The tasks →
**A)** The theater page names the levels on which Play explores the psyches of its actors. List all of them.
**B)** According to the theater page, which play accompanied Play at the storefront performance in San Francisco, and who wrote it?
**C)** Resume the theater page after its last sentence, keeping its voice.

Page excerpt →
·····
Bob checks his facts


Play (Front Row Theater Company, 1985)

As creator, the playwright tampers with the arbitrariness of destiny and choice, forcing his actors to perform a play which is being rewritten even as they act it. Characters change and double in on themselves and the whole piece becomes a living nightmare. Play explores the psyches of its actors on different levels: the actor as real person, the actor as actor, the actor acting as actor. There are many subtleties and surprises, and the element of chance and improvization challenges us and keeps us asking questions even though it is obvious there are no simple answers.

KPIX Radio

A mixture of Pirandello and The Actor’s Nightmare. What makes it absorbing is the highly naturalistic direction of the author and the lively acting of his cast.

San Francisco Chronicle



Bob and Mark London Williams

Playwrights Back to Back
Play has been performed several times, but my favorite was the performance in a Mom & Pop storefront in San Francisco. The accompanying play was Piccolo Pete by the incomparable Mark London Williams.
·····
Material supplied →
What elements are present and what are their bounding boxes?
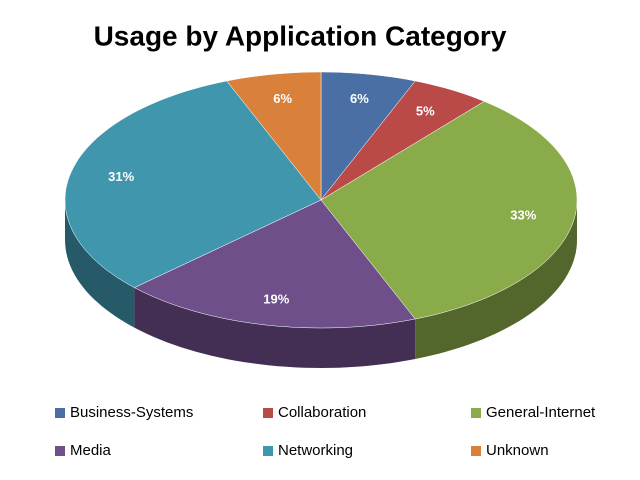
legend-item: Networking xyxy=(263,442,353,459)
slice-side xyxy=(65,200,135,328)
data-label: 19% xyxy=(263,291,289,306)
legend-swatch xyxy=(471,408,481,418)
slice xyxy=(320,71,416,201)
slice xyxy=(133,199,416,329)
chart-title: Usage by Application Category xyxy=(94,20,507,51)
slice xyxy=(320,101,578,320)
data-label: 5% xyxy=(416,103,435,118)
data-label: 6% xyxy=(350,91,369,106)
legend-swatch xyxy=(263,446,273,456)
legend-item: Business-Systems xyxy=(55,404,193,421)
legend-item: Media xyxy=(55,442,112,459)
legend-item: Collaboration xyxy=(263,404,366,421)
legend-label: Media xyxy=(70,442,112,459)
slice xyxy=(226,71,322,201)
legend-item: General-Internet xyxy=(471,404,596,421)
legend-item: Unknown xyxy=(471,442,549,459)
slice-side xyxy=(134,287,416,368)
legend-swatch xyxy=(471,446,481,456)
data-label: 33% xyxy=(510,207,536,222)
legend-swatch xyxy=(55,408,65,418)
legend-label: Business-Systems xyxy=(70,404,193,421)
slice-side xyxy=(415,200,577,359)
legend-swatch xyxy=(55,446,65,456)
slice xyxy=(320,80,485,201)
legend-label: Networking xyxy=(278,442,353,459)
legend-label: Collaboration xyxy=(278,404,366,421)
legend-label: Unknown xyxy=(486,442,549,459)
legend-label: General-Internet xyxy=(486,404,596,421)
data-label: 6% xyxy=(273,91,292,106)
legend-swatch xyxy=(263,408,273,418)
data-label: 31% xyxy=(108,169,134,184)
slice xyxy=(64,80,322,288)
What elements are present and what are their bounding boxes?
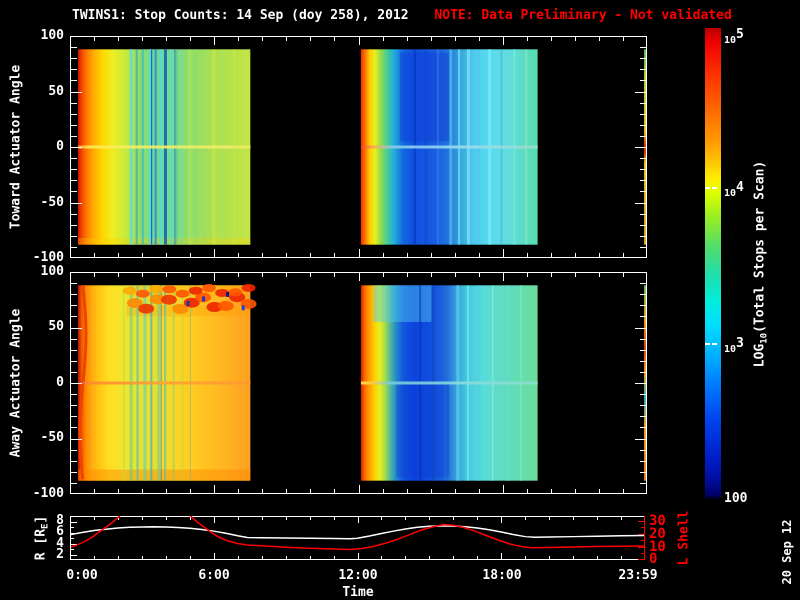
away-ytick-m50: -50 (40, 430, 64, 445)
r-ytick-2: 2 (56, 547, 64, 562)
colorbar-tick-dash-1e3b (712, 343, 717, 345)
plot-title-note: NOTE: Data Preliminary - Not validated (434, 8, 732, 23)
away-ytick-50: 50 (48, 319, 64, 334)
r-axis-label-sub: E (40, 523, 51, 529)
colorbar-label-pre: LOG (752, 343, 768, 368)
xtick-0000: 0:00 (66, 568, 98, 583)
plot-title: TWINS1: Stop Counts: 14 Sep (doy 258), 2… (72, 8, 732, 24)
l-shell-axis-label: L Shell (676, 510, 692, 566)
r-ytick-4: 4 (56, 536, 64, 551)
colorbar-tick-dash-1e4 (705, 187, 710, 189)
colorbar-tick-dash-1e3 (705, 343, 710, 345)
toward-ytick-50: 50 (48, 84, 64, 99)
away-ytick-100: 100 (40, 264, 64, 279)
l-ytick-0: 0 (649, 551, 658, 567)
r-ytick-6: 6 (56, 524, 64, 539)
l-ytick-20: 20 (649, 526, 666, 542)
xtick-1200: 12:00 (338, 568, 378, 583)
time-axis-label: Time (UT) (342, 585, 374, 600)
colorbar-tick-1e5-exp: 5 (736, 27, 744, 42)
colorbar-label-sub: 10 (759, 332, 770, 344)
r-ytick-8: 8 (56, 513, 64, 528)
r-axis-label: R [RE] (34, 516, 51, 561)
away-heatmap-canvas (70, 272, 647, 494)
plot-title-main: TWINS1: Stop Counts: 14 Sep (doy 258), 2… (72, 8, 409, 23)
colorbar-tick-1e5: 105 (724, 27, 744, 47)
toward-axis-label: Toward Actuator Angle (8, 64, 24, 230)
colorbar-tick-1e4: 104 (724, 180, 744, 200)
colorbar (705, 28, 721, 500)
toward-heatmap-canvas (70, 36, 647, 258)
away-ytick-0: 0 (56, 375, 64, 390)
xtick-0600: 6:00 (198, 568, 230, 583)
away-axis-label: Away Actuator Angle (8, 308, 24, 458)
l-ytick-30: 30 (649, 513, 666, 529)
colorbar-tick-1e4-base: 10 (724, 188, 737, 199)
toward-ytick-0: 0 (56, 139, 64, 154)
datestamp: 20 Sep 12 (780, 519, 794, 585)
colorbar-label-post: (Total Stops per Scan) (752, 160, 768, 333)
l-ytick-10: 10 (649, 539, 666, 555)
r-axis-label-post: ] (33, 515, 49, 524)
colorbar-tick-dash-1e4b (712, 187, 717, 189)
xtick-2359: 23:59 (618, 568, 658, 583)
toward-ytick-100: 100 (40, 28, 64, 43)
xtick-1800: 18:00 (482, 568, 522, 583)
toward-ytick-m100: -100 (32, 250, 64, 265)
toward-ytick-m50: -50 (40, 195, 64, 210)
colorbar-tick-1e3-base: 10 (724, 344, 737, 355)
colorbar-tick-1e3: 103 (724, 336, 744, 356)
colorbar-tick-100: 100 (724, 491, 748, 506)
colorbar-tick-1e4-exp: 4 (736, 180, 744, 195)
orbit-line-canvas (70, 516, 645, 560)
away-ytick-m100: -100 (32, 486, 64, 501)
colorbar-tick-1e5-base: 10 (724, 35, 737, 46)
colorbar-tick-1e3-exp: 3 (736, 336, 744, 351)
r-axis-label-pre: R [R (33, 528, 49, 561)
colorbar-axis-label: LOG10(Total Stops per Scan) (753, 161, 770, 368)
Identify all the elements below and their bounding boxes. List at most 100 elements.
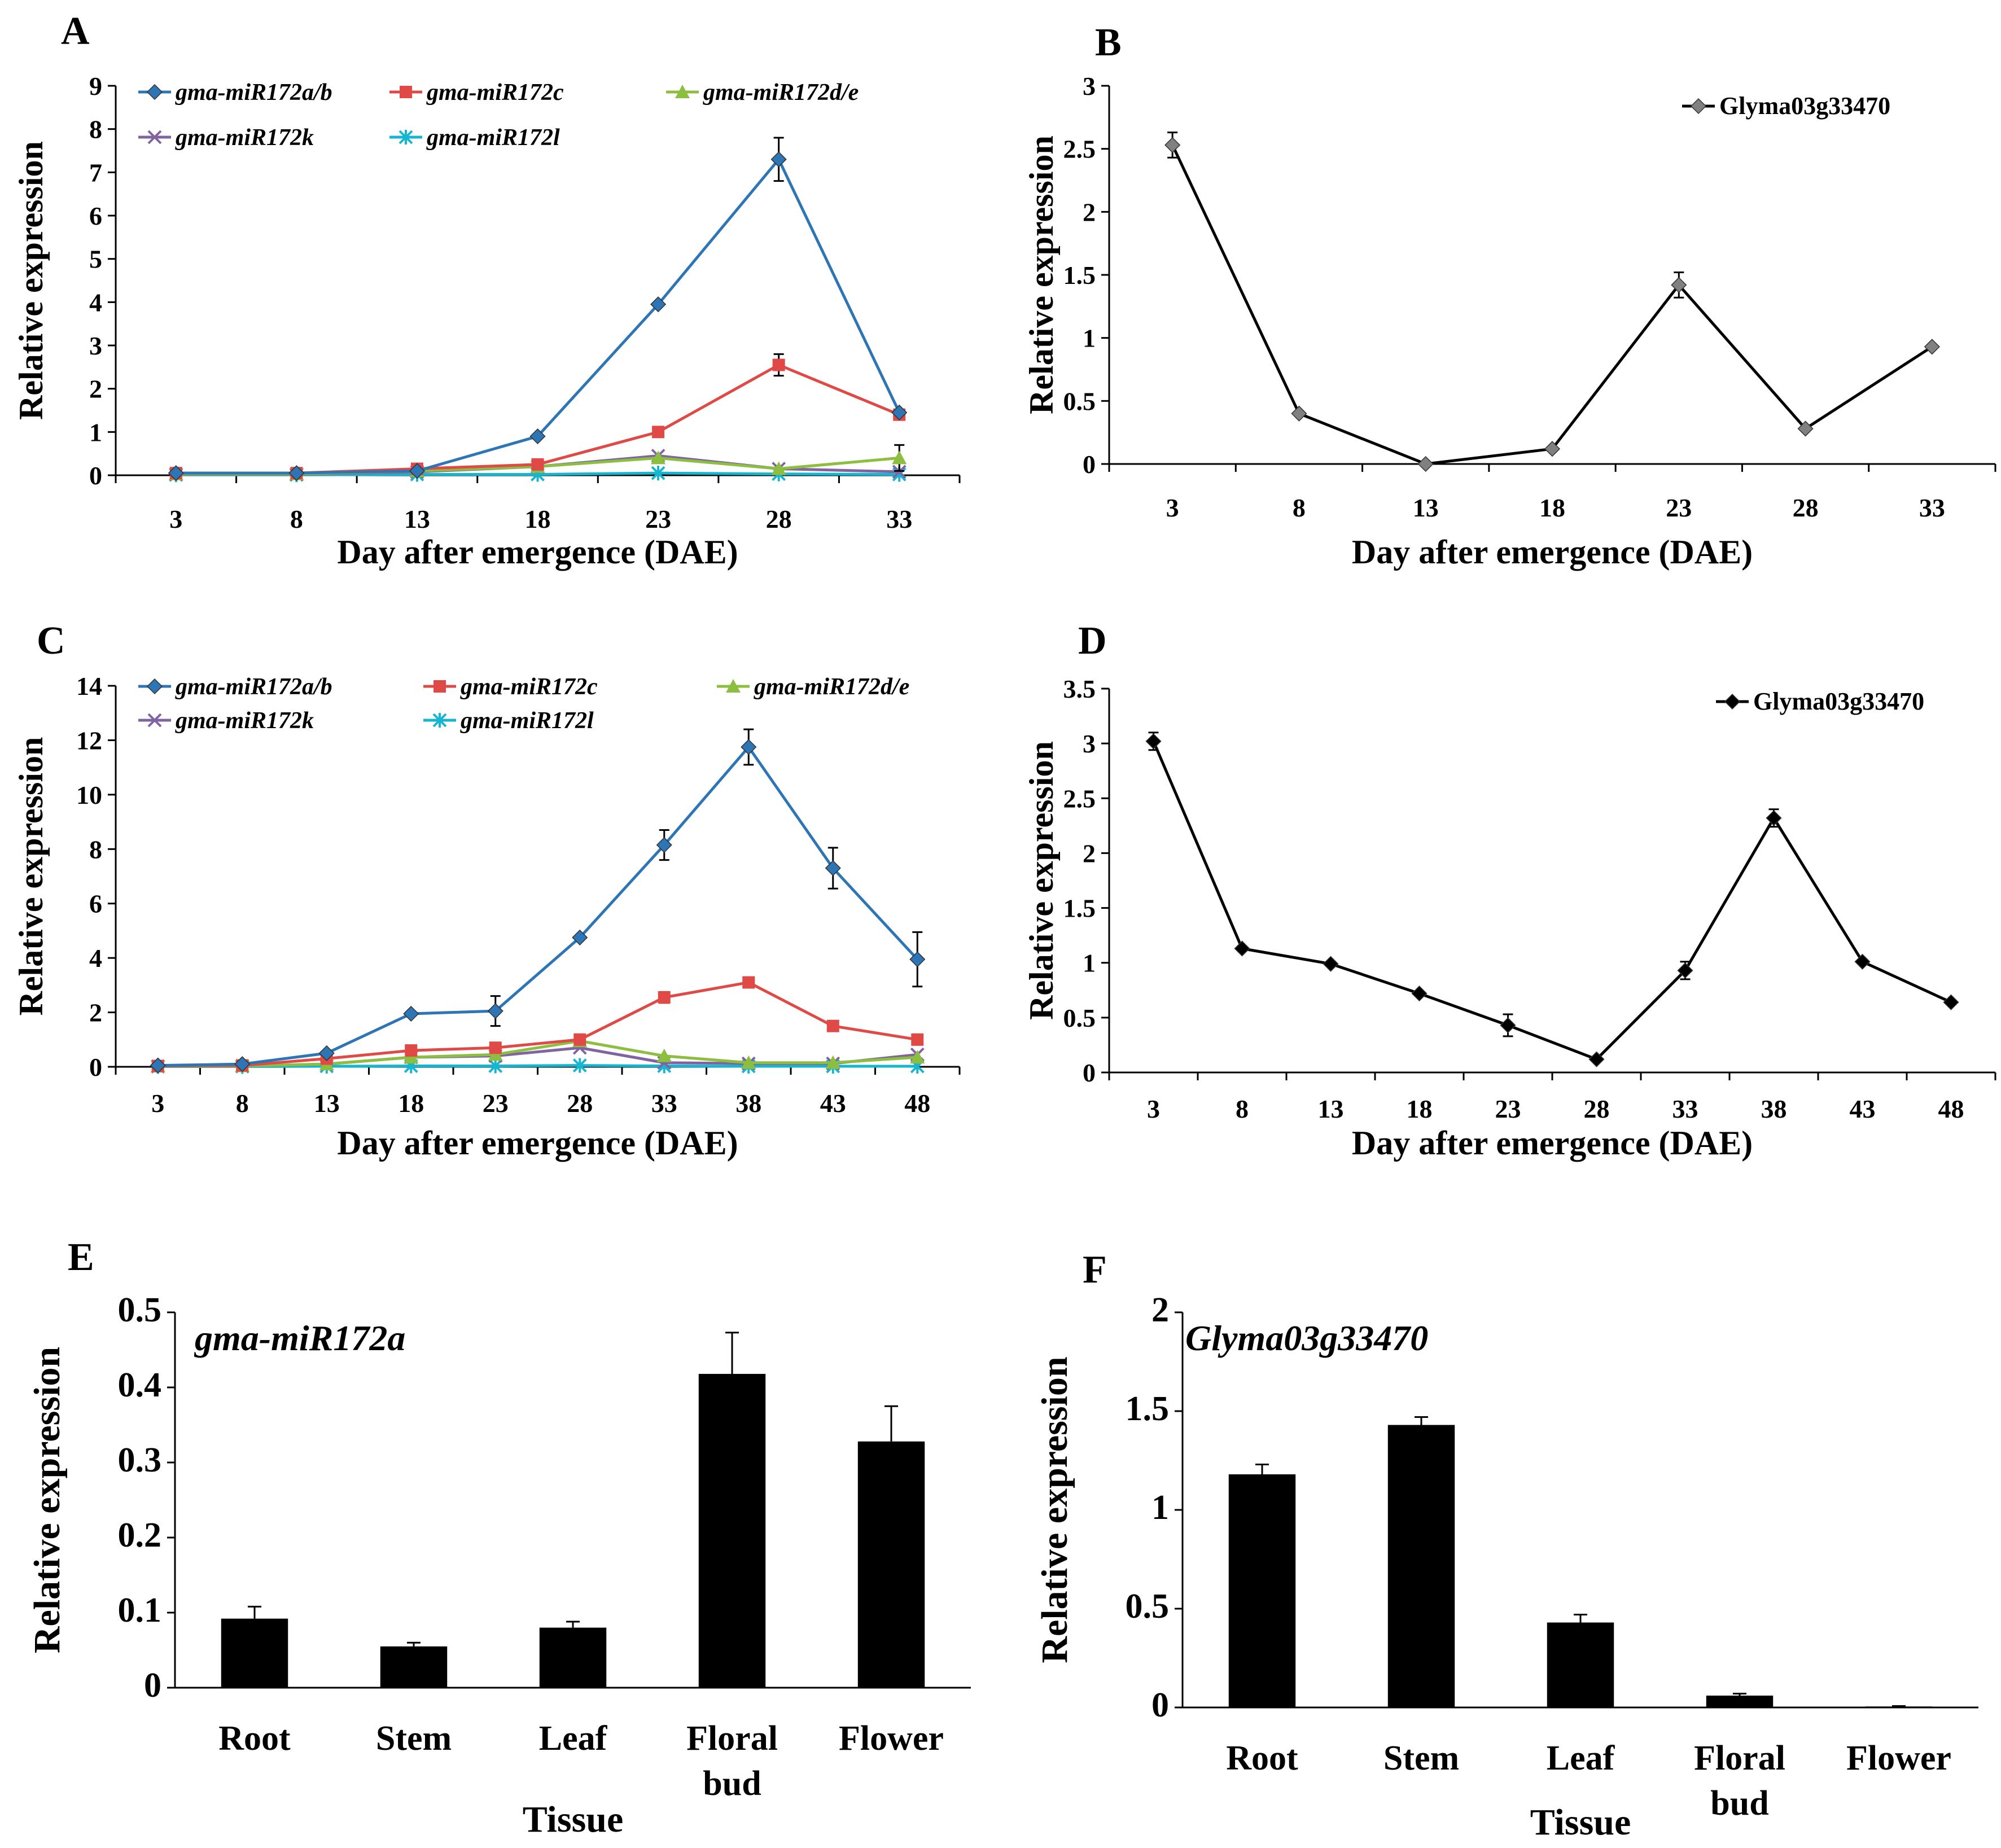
- x-tick-label: Floral bud: [1694, 1739, 1785, 1823]
- legend-entry: gma-miR172l: [389, 125, 560, 151]
- y-tick-label: 0: [1151, 1686, 1169, 1724]
- x-tick-label: Root: [218, 1719, 291, 1758]
- x-tick-label: 13: [314, 1089, 340, 1118]
- data-point: [651, 450, 666, 465]
- y-tick-label: 10: [76, 781, 102, 809]
- x-tick-label: 23: [645, 505, 671, 533]
- data-point: [741, 1055, 756, 1069]
- series-line: [176, 363, 900, 475]
- x-tick-label: 3: [1147, 1094, 1160, 1123]
- legend-marker: [147, 130, 162, 144]
- y-tick-label: 0.5: [1063, 387, 1096, 415]
- data-point: [651, 466, 665, 481]
- x-tick-label: 23: [1495, 1094, 1521, 1123]
- y-tick-label: 0: [1083, 450, 1096, 479]
- chart-panel-E: 0 0.1 0.2 0.3 0.4 0.5 Relative expression Tissu…: [27, 1236, 971, 1840]
- series-gma-miR172c: [151, 976, 924, 1072]
- x-tick-label: 8: [1293, 493, 1306, 522]
- error-bar: [407, 1641, 421, 1646]
- x-tick-label-line: bud: [703, 1764, 761, 1803]
- error-bar: [248, 1605, 261, 1619]
- y-tick-label: 0.5: [118, 1291, 162, 1329]
- y-tick-label: 3: [89, 331, 102, 360]
- y-tick-label: 12: [76, 726, 102, 755]
- y-tick-label: 0.2: [118, 1516, 162, 1554]
- x-tick-label: 8: [290, 505, 303, 533]
- legend-label: Glyma03g33470: [1719, 92, 1890, 120]
- error-bar: [1415, 1416, 1428, 1425]
- series-line: [1171, 144, 1933, 466]
- data-point: [288, 465, 305, 481]
- data-point: [741, 739, 757, 755]
- legend-label: gma-miR172d/e: [703, 80, 859, 106]
- panel-label: E: [68, 1236, 94, 1279]
- y-tick-label: 9: [89, 72, 102, 100]
- y-tick-label: 1: [89, 418, 102, 446]
- data-point: [404, 1050, 419, 1064]
- data-point: [891, 404, 908, 421]
- x-tick-label: 3: [151, 1089, 164, 1118]
- y-tick-label: 2: [89, 375, 102, 404]
- error-bar: [566, 1621, 580, 1628]
- x-tick-label-line: bud: [1710, 1784, 1768, 1823]
- x-tick-label: 23: [1666, 493, 1692, 522]
- bar: [1865, 1706, 1933, 1707]
- data-point: [405, 1044, 418, 1057]
- y-tick-label: 8: [89, 115, 102, 144]
- x-axis-title: Day after emergence (DAE): [1352, 533, 1753, 571]
- legend-label: gma-miR172l: [426, 125, 560, 151]
- panel-label: C: [37, 619, 65, 663]
- bar: [380, 1646, 448, 1688]
- series-line: [176, 156, 901, 475]
- data-point: [572, 1058, 587, 1073]
- y-tick-label: 1: [1151, 1488, 1169, 1527]
- data-point: [656, 837, 672, 853]
- data-point: [1588, 1051, 1605, 1067]
- x-tick-label: 28: [1584, 1094, 1610, 1123]
- legend-entry: Glyma03g33470: [1716, 687, 1924, 715]
- y-tick-label: 2: [1083, 839, 1096, 868]
- gene-label: gma-miR172a: [194, 1318, 405, 1358]
- x-tick-label: 38: [735, 1089, 761, 1118]
- y-tick-label: 8: [89, 835, 102, 864]
- data-point: [771, 461, 786, 475]
- panel-label: B: [1095, 21, 1122, 64]
- x-tick-label-line: Floral: [1694, 1739, 1785, 1777]
- panel-label: F: [1083, 1248, 1107, 1291]
- data-point: [1323, 956, 1339, 972]
- x-tick-label: 48: [904, 1089, 930, 1118]
- x-axis-title: Tissue: [1530, 1802, 1631, 1843]
- x-tick-label: 18: [1407, 1094, 1433, 1123]
- panel-label: A: [61, 10, 90, 53]
- x-tick-label: 43: [1850, 1094, 1876, 1123]
- y-tick-label: 0.1: [118, 1591, 162, 1630]
- x-tick-label: Leaf: [539, 1719, 608, 1758]
- x-tick-label: Floral bud: [686, 1719, 778, 1803]
- x-tick-label: Stem: [376, 1719, 452, 1758]
- data-point: [572, 929, 588, 946]
- legend-entry: Glyma03g33470: [1682, 92, 1890, 120]
- x-tick-label: Leaf: [1547, 1739, 1615, 1777]
- x-tick-label-line: Floral: [686, 1719, 778, 1758]
- y-tick-label: 7: [89, 158, 102, 187]
- data-point: [1766, 810, 1782, 826]
- bar: [1706, 1696, 1774, 1707]
- y-tick-label: 0.4: [118, 1366, 162, 1404]
- y-tick-label: 4: [89, 288, 102, 317]
- y-tick-label: 2: [1151, 1291, 1169, 1329]
- x-tick-label: 28: [766, 505, 792, 533]
- y-tick-label: 0.5: [1126, 1587, 1170, 1626]
- x-tick-label: 33: [1672, 1094, 1698, 1123]
- data-point: [656, 1048, 672, 1062]
- data-point: [652, 426, 665, 439]
- data-point: [150, 1057, 166, 1074]
- data-point: [1924, 339, 1940, 355]
- data-point: [1291, 405, 1307, 422]
- data-point: [1854, 953, 1871, 970]
- x-tick-label: 23: [483, 1089, 509, 1118]
- error-bar: [1733, 1693, 1746, 1696]
- series-gma-miR172a/b: [168, 137, 908, 481]
- x-tick-label: 8: [1236, 1094, 1249, 1123]
- x-tick-label: 13: [404, 505, 430, 533]
- legend-marker: [147, 713, 162, 728]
·····
Results for each task →
**A)**
- The actor as real person
- The actor as actor
- The actor acting as actor

**B)** Piccolo Pete, by Mark London Williams.

**C)**
Play is not so much a play within a play as a play without a play.

Let me think; do I mean that? Does that even mean anything? Perhaps it does, but if so, is it really apt? Or apt for Play?

It seems a little clever. Perhaps too clever?

Play is not so much a play within a play as a play outside a play.

Does that mean anything? Or is that clever, too? Too clever?

Play is... playful. I think anyone would agree with that. Although there was that one audience member who came up to me in the intermission. Oh, yes, I remember her.

“Are you the playwright?” she said, tapping me on the shoulder.

“Yes,” I said, turning to face her coy, comely face.

“Oh!” she beamed. “I’ve always wanted to say this to a playwright!” And could anyone have beamed brighter? “Your play is a complete and utter waste of time.”

I didn’t have a chance even to commit to an, “Oh,” before she turned and walked out of the theater, laughing out loud. I did not have esprit d’escalier for at least a full minute to call after her, “Well, your adjectives are redundant!”

A friend who was with me and observed the interchange told me that the expression on my face was exactly that of Robert Redford in “The Natural” at the moment that he takes a bullet in the chest from the woman he has been wooing.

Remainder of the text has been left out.